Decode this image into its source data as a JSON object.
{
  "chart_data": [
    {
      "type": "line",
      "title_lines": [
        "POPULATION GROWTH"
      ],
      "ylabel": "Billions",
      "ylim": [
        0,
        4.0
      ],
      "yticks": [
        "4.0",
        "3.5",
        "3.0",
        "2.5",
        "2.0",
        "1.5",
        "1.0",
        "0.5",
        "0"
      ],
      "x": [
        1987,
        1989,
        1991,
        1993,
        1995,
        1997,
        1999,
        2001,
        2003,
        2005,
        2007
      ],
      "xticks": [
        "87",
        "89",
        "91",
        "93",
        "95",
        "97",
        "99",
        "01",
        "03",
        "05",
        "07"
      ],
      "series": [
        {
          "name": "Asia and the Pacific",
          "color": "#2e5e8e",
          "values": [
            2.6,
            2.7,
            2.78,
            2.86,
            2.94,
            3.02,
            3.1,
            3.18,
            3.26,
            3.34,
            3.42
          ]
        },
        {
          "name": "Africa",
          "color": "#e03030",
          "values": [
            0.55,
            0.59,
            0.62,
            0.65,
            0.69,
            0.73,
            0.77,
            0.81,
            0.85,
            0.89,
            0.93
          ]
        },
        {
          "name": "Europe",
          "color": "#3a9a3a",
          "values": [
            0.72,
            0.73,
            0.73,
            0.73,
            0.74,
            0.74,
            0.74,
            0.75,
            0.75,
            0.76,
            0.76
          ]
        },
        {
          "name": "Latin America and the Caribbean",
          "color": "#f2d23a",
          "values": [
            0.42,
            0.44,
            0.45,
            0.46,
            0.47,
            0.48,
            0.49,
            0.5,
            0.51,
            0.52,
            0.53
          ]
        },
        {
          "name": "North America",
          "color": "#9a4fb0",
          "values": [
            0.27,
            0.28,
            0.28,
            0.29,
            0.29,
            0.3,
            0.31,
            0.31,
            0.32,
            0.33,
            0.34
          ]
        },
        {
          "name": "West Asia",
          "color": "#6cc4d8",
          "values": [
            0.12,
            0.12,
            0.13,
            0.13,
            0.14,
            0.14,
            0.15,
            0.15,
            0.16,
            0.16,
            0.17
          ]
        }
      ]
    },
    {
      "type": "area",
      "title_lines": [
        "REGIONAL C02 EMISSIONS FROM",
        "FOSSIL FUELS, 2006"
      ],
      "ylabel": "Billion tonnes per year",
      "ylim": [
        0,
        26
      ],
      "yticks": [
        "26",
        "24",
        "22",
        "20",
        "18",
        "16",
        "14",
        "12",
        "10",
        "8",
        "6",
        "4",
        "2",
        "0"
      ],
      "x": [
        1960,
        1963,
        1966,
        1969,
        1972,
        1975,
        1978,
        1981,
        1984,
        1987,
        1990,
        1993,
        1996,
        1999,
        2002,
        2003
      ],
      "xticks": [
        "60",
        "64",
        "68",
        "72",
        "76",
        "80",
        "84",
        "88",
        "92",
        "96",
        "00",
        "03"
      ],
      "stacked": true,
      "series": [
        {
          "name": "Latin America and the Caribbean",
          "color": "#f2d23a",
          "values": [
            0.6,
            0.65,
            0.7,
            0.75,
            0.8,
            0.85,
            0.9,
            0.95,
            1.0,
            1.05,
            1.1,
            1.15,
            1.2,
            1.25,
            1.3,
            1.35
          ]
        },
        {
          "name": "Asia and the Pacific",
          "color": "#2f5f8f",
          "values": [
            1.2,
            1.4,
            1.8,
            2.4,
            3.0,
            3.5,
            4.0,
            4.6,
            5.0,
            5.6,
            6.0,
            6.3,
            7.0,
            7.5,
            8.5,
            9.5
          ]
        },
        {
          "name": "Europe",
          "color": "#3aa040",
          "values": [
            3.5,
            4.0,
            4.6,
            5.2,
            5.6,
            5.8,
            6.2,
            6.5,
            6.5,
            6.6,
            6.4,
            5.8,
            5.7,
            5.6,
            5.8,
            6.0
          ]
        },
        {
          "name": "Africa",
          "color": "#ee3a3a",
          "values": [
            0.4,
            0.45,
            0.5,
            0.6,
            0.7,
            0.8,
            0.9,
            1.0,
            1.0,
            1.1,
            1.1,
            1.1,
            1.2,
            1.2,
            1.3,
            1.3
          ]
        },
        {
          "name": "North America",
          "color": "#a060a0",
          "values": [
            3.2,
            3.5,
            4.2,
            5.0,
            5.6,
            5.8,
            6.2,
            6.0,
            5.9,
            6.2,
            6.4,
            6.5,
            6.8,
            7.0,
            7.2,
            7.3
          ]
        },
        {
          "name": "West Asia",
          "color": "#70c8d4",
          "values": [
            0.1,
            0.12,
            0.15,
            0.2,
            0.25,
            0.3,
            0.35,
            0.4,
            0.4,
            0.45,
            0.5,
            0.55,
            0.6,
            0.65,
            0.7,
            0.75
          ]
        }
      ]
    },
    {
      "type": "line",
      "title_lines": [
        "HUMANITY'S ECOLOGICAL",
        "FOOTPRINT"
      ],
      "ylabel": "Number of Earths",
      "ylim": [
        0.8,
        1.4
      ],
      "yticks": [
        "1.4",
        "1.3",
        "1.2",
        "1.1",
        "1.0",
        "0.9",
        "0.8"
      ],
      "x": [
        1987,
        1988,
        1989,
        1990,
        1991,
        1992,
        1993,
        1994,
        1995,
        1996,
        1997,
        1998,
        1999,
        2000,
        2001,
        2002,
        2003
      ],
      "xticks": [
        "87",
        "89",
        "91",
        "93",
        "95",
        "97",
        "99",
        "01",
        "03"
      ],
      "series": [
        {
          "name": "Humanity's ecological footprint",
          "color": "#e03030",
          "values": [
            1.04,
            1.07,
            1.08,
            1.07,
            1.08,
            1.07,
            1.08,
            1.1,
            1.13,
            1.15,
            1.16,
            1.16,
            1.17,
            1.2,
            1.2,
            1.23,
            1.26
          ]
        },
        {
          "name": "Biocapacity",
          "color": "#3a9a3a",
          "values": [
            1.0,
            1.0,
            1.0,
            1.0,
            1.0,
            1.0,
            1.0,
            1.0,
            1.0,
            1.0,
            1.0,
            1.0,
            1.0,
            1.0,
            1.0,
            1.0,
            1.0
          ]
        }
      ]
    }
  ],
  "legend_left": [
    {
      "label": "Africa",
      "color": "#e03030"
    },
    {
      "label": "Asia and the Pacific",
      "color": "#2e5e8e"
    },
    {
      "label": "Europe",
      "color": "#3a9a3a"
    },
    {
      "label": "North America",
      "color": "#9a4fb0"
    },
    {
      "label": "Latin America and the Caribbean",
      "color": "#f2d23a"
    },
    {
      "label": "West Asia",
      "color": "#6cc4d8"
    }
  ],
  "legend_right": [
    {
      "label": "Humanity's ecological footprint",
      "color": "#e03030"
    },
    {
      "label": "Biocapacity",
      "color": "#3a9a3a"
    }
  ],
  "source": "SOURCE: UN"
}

_WRITTEN PROBLEM:_ Output all of the material exactly as written.

_COMPLETE ANSWER:_
Decode this image into its source data as a JSON object.
{
  "chart_data": [
    {
      "type": "line",
      "title_lines": [
        "POPULATION GROWTH"
      ],
      "ylabel": "Billions",
      "ylim": [
        0,
        4.0
      ],
      "yticks": [
        "4.0",
        "3.5",
        "3.0",
        "2.5",
        "2.0",
        "1.5",
        "1.0",
        "0.5",
        "0"
      ],
      "x": [
        1987,
        1989,
        1991,
        1993,
        1995,
        1997,
        1999,
        2001,
        2003,
        2005,
        2007
      ],
      "xticks": [
        "87",
        "89",
        "91",
        "93",
        "95",
        "97",
        "99",
        "01",
        "03",
        "05",
        "07"
      ],
      "series": [
        {
          "name": "Asia and the Pacific",
          "color": "#2e5e8e",
          "values": [
            2.6,
            2.7,
            2.78,
            2.86,
            2.94,
            3.02,
            3.1,
            3.18,
            3.26,
            3.34,
            3.42
          ]
        },
        {
          "name": "Africa",
          "color": "#e03030",
          "values": [
            0.55,
            0.59,
            0.62,
            0.65,
            0.69,
            0.73,
            0.77,
            0.81,
            0.85,
            0.89,
            0.93
          ]
        },
        {
          "name": "Europe",
          "color": "#3a9a3a",
          "values": [
            0.72,
            0.73,
            0.73,
            0.73,
            0.74,
            0.74,
            0.74,
            0.75,
            0.75,
            0.76,
            0.76
          ]
        },
        {
          "name": "Latin America and the Caribbean",
          "color": "#f2d23a",
          "values": [
            0.42,
            0.44,
            0.45,
            0.46,
            0.47,
            0.48,
            0.49,
            0.5,
            0.51,
            0.52,
            0.53
          ]
        },
        {
          "name": "North America",
          "color": "#9a4fb0",
          "values": [
            0.27,
            0.28,
            0.28,
            0.29,
            0.29,
            0.3,
            0.31,
            0.31,
            0.32,
            0.33,
            0.34
          ]
        },
        {
          "name": "West Asia",
          "color": "#6cc4d8",
          "values": [
            0.12,
            0.12,
            0.13,
            0.13,
            0.14,
            0.14,
            0.15,
            0.15,
            0.16,
            0.16,
            0.17
          ]
        }
      ]
    },
    {
      "type": "area",
      "title_lines": [
        "REGIONAL C02 EMISSIONS FROM",
        "FOSSIL FUELS, 2006"
      ],
      "ylabel": "Billion tonnes per year",
      "ylim": [
        0,
        26
      ],
      "yticks": [
        "26",
        "24",
        "22",
        "20",
        "18",
        "16",
        "14",
        "12",
        "10",
        "8",
        "6",
        "4",
        "2",
        "0"
      ],
      "x": [
        1960,
        1963,
        1966,
        1969,
        1972,
        1975,
        1978,
        1981,
        1984,
        1987,
        1990,
        1993,
        1996,
        1999,
        2002,
        2003
      ],
      "xticks": [
        "60",
        "64",
        "68",
        "72",
        "76",
        "80",
        "84",
        "88",
        "92",
        "96",
        "00",
        "03"
      ],
      "stacked": true,
      "series": [
        {
          "name": "Latin America and the Caribbean",
          "color": "#f2d23a",
          "values": [
            0.6,
            0.65,
            0.7,
            0.75,
            0.8,
            0.85,
            0.9,
            0.95,
            1.0,
            1.05,
            1.1,
            1.15,
            1.2,
            1.25,
            1.3,
            1.35
          ]
        },
        {
          "name": "Asia and the Pacific",
          "color": "#2f5f8f",
          "values": [
            1.2,
            1.4,
            1.8,
            2.4,
            3.0,
            3.5,
            4.0,
            4.6,
            5.0,
            5.6,
            6.0,
            6.3,
            7.0,
            7.5,
            8.5,
            9.5
          ]
        },
        {
          "name": "Europe",
          "color": "#3aa040",
          "values": [
            3.5,
            4.0,
            4.6,
            5.2,
            5.6,
            5.8,
            6.2,
            6.5,
            6.5,
            6.6,
            6.4,
            5.8,
            5.7,
            5.6,
            5.8,
            6.0
          ]
        },
        {
          "name": "Africa",
          "color": "#ee3a3a",
          "values": [
            0.4,
            0.45,
            0.5,
            0.6,
            0.7,
            0.8,
            0.9,
            1.0,
            1.0,
            1.1,
            1.1,
            1.1,
            1.2,
            1.2,
            1.3,
            1.3
          ]
        },
        {
          "name": "North America",
          "color": "#a060a0",
          "values": [
            3.2,
            3.5,
            4.2,
            5.0,
            5.6,
            5.8,
            6.2,
            6.0,
            5.9,
            6.2,
            6.4,
            6.5,
            6.8,
            7.0,
            7.2,
            7.3
          ]
        },
        {
          "name": "West Asia",
          "color": "#70c8d4",
          "values": [
            0.1,
            0.12,
            0.15,
            0.2,
            0.25,
            0.3,
            0.35,
            0.4,
            0.4,
            0.45,
            0.5,
            0.55,
            0.6,
            0.65,
            0.7,
            0.75
          ]
        }
      ]
    },
    {
      "type": "line",
      "title_lines": [
        "HUMANITY'S ECOLOGICAL",
        "FOOTPRINT"
      ],
      "ylabel": "Number of Earths",
      "ylim": [
        0.8,
        1.4
      ],
      "yticks": [
        "1.4",
        "1.3",
        "1.2",
        "1.1",
        "1.0",
        "0.9",
        "0.8"
      ],
      "x": [
        1987,
        1988,
        1989,
        1990,
        1991,
        1992,
        1993,
        1994,
        1995,
        1996,
        1997,
        1998,
        1999,
        2000,
        2001,
        2002,
        2003
      ],
      "xticks": [
        "87",
        "89",
        "91",
        "93",
        "95",
        "97",
        "99",
        "01",
        "03"
      ],
      "series": [
        {
          "name": "Humanity's ecological footprint",
          "color": "#e03030",
          "values": [
            1.04,
            1.07,
            1.08,
            1.07,
            1.08,
            1.07,
            1.08,
            1.1,
            1.13,
            1.15,
            1.16,
            1.16,
            1.17,
            1.2,
            1.2,
            1.23,
            1.26
          ]
        },
        {
          "name": "Biocapacity",
          "color": "#3a9a3a",
          "values": [
            1.0,
            1.0,
            1.0,
            1.0,
            1.0,
            1.0,
            1.0,
            1.0,
            1.0,
            1.0,
            1.0,
            1.0,
            1.0,
            1.0,
            1.0,
            1.0,
            1.0
          ]
        }
      ]
    }
  ],
  "legend_left": [
    {
      "label": "Africa",
      "color": "#e03030"
    },
    {
      "label": "Asia and the Pacific",
      "color": "#2e5e8e"
    },
    {
      "label": "Europe",
      "color": "#3a9a3a"
    },
    {
      "label": "North America",
      "color": "#9a4fb0"
    },
    {
      "label": "Latin America and the Caribbean",
      "color": "#f2d23a"
    },
    {
      "label": "West Asia",
      "color": "#6cc4d8"
    }
  ],
  "legend_right": [
    {
      "label": "Humanity's ecological footprint",
      "color": "#e03030"
    },
    {
      "label": "Biocapacity",
      "color": "#3a9a3a"
    }
  ],
  "source": "SOURCE: UN"
}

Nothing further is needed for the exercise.